EXERCISE OBJECTIVE: Return every entry exactly.

[Figure dataset records]
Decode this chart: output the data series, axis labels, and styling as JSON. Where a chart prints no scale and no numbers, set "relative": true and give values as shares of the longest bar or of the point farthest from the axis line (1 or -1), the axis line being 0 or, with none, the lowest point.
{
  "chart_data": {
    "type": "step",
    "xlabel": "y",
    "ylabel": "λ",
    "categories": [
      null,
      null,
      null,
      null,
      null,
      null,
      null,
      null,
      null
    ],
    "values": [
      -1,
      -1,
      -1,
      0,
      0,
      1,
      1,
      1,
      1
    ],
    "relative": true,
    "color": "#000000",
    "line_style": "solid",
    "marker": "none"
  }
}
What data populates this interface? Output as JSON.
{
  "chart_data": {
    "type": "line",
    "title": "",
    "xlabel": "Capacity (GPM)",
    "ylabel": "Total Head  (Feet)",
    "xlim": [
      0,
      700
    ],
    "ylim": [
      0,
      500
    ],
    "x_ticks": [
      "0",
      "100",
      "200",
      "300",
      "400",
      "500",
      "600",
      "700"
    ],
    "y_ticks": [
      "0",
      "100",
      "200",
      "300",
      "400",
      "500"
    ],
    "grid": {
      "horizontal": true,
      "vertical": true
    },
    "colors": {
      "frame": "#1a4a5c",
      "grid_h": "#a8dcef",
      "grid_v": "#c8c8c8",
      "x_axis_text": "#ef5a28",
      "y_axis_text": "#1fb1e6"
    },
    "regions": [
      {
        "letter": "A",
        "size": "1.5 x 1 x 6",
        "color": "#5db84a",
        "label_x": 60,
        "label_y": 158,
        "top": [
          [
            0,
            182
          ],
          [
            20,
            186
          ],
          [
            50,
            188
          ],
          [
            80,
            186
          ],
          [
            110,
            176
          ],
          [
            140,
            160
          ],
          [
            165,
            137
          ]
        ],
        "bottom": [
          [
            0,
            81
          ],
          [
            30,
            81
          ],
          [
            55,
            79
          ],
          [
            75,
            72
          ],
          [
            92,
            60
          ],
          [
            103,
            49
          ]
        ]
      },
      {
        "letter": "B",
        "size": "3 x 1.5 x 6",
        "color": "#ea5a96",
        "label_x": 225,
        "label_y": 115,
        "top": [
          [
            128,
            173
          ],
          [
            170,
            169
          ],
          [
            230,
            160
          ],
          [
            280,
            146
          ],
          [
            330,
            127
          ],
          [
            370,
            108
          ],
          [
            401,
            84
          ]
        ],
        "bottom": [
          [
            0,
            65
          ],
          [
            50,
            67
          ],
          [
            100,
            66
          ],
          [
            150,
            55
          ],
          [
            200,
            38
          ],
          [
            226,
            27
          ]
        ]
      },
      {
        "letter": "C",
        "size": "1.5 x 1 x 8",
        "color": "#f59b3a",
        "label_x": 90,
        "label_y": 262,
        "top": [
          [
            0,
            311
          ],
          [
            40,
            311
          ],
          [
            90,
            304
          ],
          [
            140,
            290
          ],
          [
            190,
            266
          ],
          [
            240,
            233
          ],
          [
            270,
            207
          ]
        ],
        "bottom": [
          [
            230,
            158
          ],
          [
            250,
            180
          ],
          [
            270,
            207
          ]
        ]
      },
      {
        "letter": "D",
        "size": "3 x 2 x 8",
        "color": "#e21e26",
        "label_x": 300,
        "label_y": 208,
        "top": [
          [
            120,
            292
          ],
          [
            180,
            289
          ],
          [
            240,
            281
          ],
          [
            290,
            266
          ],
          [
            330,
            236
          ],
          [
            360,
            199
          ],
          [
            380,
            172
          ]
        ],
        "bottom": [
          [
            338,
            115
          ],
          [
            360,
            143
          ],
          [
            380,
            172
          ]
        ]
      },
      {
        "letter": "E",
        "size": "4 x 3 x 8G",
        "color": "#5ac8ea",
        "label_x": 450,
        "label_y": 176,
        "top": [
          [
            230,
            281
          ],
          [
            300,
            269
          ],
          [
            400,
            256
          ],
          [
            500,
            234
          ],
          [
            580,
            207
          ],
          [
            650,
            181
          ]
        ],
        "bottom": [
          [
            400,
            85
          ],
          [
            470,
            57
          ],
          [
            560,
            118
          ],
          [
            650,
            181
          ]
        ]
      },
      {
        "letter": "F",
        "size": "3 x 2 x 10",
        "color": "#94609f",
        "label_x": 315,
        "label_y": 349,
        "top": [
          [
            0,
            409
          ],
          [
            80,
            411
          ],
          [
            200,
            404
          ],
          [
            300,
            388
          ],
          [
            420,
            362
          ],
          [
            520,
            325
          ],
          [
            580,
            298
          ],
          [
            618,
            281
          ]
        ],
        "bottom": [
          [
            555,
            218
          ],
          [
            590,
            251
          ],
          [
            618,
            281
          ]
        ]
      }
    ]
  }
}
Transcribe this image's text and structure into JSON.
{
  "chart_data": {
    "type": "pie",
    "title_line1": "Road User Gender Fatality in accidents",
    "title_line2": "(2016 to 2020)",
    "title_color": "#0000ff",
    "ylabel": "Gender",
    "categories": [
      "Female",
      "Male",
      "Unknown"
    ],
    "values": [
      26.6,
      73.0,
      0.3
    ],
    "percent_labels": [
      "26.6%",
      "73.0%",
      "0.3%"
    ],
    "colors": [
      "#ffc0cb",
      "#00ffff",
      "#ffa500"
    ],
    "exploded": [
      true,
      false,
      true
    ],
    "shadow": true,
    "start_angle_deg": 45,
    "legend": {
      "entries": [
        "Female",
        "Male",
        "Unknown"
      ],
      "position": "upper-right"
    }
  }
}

TASK SOLUTION:
Decode this chart: output the data series, axis labels, and styling as JSON. Where a chart prints no scale and no numbers, set "relative": true and give values as shares of the longest bar or of the point farthest from the axis line (1 or -1), the axis line being 0 or, with none, the lowest point.
{
  "chart_data": {
    "type": "step",
    "xlabel": "y",
    "ylabel": "λ",
    "categories": [
      null,
      null,
      null,
      null,
      null,
      null,
      null,
      null,
      null
    ],
    "values": [
      -1,
      -1,
      -1,
      0,
      0,
      1,
      1,
      1,
      1
    ],
    "relative": true,
    "color": "#000000",
    "line_style": "solid",
    "marker": "none"
  }
}
What data populates this interface? Output as JSON.
{
  "chart_data": {
    "type": "line",
    "title": "",
    "xlabel": "Capacity (GPM)",
    "ylabel": "Total Head  (Feet)",
    "xlim": [
      0,
      700
    ],
    "ylim": [
      0,
      500
    ],
    "x_ticks": [
      "0",
      "100",
      "200",
      "300",
      "400",
      "500",
      "600",
      "700"
    ],
    "y_ticks": [
      "0",
      "100",
      "200",
      "300",
      "400",
      "500"
    ],
    "grid": {
      "horizontal": true,
      "vertical": true
    },
    "colors": {
      "frame": "#1a4a5c",
      "grid_h": "#a8dcef",
      "grid_v": "#c8c8c8",
      "x_axis_text": "#ef5a28",
      "y_axis_text": "#1fb1e6"
    },
    "regions": [
      {
        "letter": "A",
        "size": "1.5 x 1 x 6",
        "color": "#5db84a",
        "label_x": 60,
        "label_y": 158,
        "top": [
          [
            0,
            182
          ],
          [
            20,
            186
          ],
          [
            50,
            188
          ],
          [
            80,
            186
          ],
          [
            110,
            176
          ],
          [
            140,
            160
          ],
          [
            165,
            137
          ]
        ],
        "bottom": [
          [
            0,
            81
          ],
          [
            30,
            81
          ],
          [
            55,
            79
          ],
          [
            75,
            72
          ],
          [
            92,
            60
          ],
          [
            103,
            49
          ]
        ]
      },
      {
        "letter": "B",
        "size": "3 x 1.5 x 6",
        "color": "#ea5a96",
        "label_x": 225,
        "label_y": 115,
        "top": [
          [
            128,
            173
          ],
          [
            170,
            169
          ],
          [
            230,
            160
          ],
          [
            280,
            146
          ],
          [
            330,
            127
          ],
          [
            370,
            108
          ],
          [
            401,
            84
          ]
        ],
        "bottom": [
          [
            0,
            65
          ],
          [
            50,
            67
          ],
          [
            100,
            66
          ],
          [
            150,
            55
          ],
          [
            200,
            38
          ],
          [
            226,
            27
          ]
        ]
      },
      {
        "letter": "C",
        "size": "1.5 x 1 x 8",
        "color": "#f59b3a",
        "label_x": 90,
        "label_y": 262,
        "top": [
          [
            0,
            311
          ],
          [
            40,
            311
          ],
          [
            90,
            304
          ],
          [
            140,
            290
          ],
          [
            190,
            266
          ],
          [
            240,
            233
          ],
          [
            270,
            207
          ]
        ],
        "bottom": [
          [
            230,
            158
          ],
          [
            250,
            180
          ],
          [
            270,
            207
          ]
        ]
      },
      {
        "letter": "D",
        "size": "3 x 2 x 8",
        "color": "#e21e26",
        "label_x": 300,
        "label_y": 208,
        "top": [
          [
            120,
            292
          ],
          [
            180,
            289
          ],
          [
            240,
            281
          ],
          [
            290,
            266
          ],
          [
            330,
            236
          ],
          [
            360,
            199
          ],
          [
            380,
            172
          ]
        ],
        "bottom": [
          [
            338,
            115
          ],
          [
            360,
            143
          ],
          [
            380,
            172
          ]
        ]
      },
      {
        "letter": "E",
        "size": "4 x 3 x 8G",
        "color": "#5ac8ea",
        "label_x": 450,
        "label_y": 176,
        "top": [
          [
            230,
            281
          ],
          [
            300,
            269
          ],
          [
            400,
            256
          ],
          [
            500,
            234
          ],
          [
            580,
            207
          ],
          [
            650,
            181
          ]
        ],
        "bottom": [
          [
            400,
            85
          ],
          [
            470,
            57
          ],
          [
            560,
            118
          ],
          [
            650,
            181
          ]
        ]
      },
      {
        "letter": "F",
        "size": "3 x 2 x 10",
        "color": "#94609f",
        "label_x": 315,
        "label_y": 349,
        "top": [
          [
            0,
            409
          ],
          [
            80,
            411
          ],
          [
            200,
            404
          ],
          [
            300,
            388
          ],
          [
            420,
            362
          ],
          [
            520,
            325
          ],
          [
            580,
            298
          ],
          [
            618,
            281
          ]
        ],
        "bottom": [
          [
            555,
            218
          ],
          [
            590,
            251
          ],
          [
            618,
            281
          ]
        ]
      }
    ]
  }
}
Transcribe this image's text and structure into JSON.
{
  "chart_data": {
    "type": "pie",
    "title_line1": "Road User Gender Fatality in accidents",
    "title_line2": "(2016 to 2020)",
    "title_color": "#0000ff",
    "ylabel": "Gender",
    "categories": [
      "Female",
      "Male",
      "Unknown"
    ],
    "values": [
      26.6,
      73.0,
      0.3
    ],
    "percent_labels": [
      "26.6%",
      "73.0%",
      "0.3%"
    ],
    "colors": [
      "#ffc0cb",
      "#00ffff",
      "#ffa500"
    ],
    "exploded": [
      true,
      false,
      true
    ],
    "shadow": true,
    "start_angle_deg": 45,
    "legend": {
      "entries": [
        "Female",
        "Male",
        "Unknown"
      ],
      "position": "upper-right"
    }
  }
}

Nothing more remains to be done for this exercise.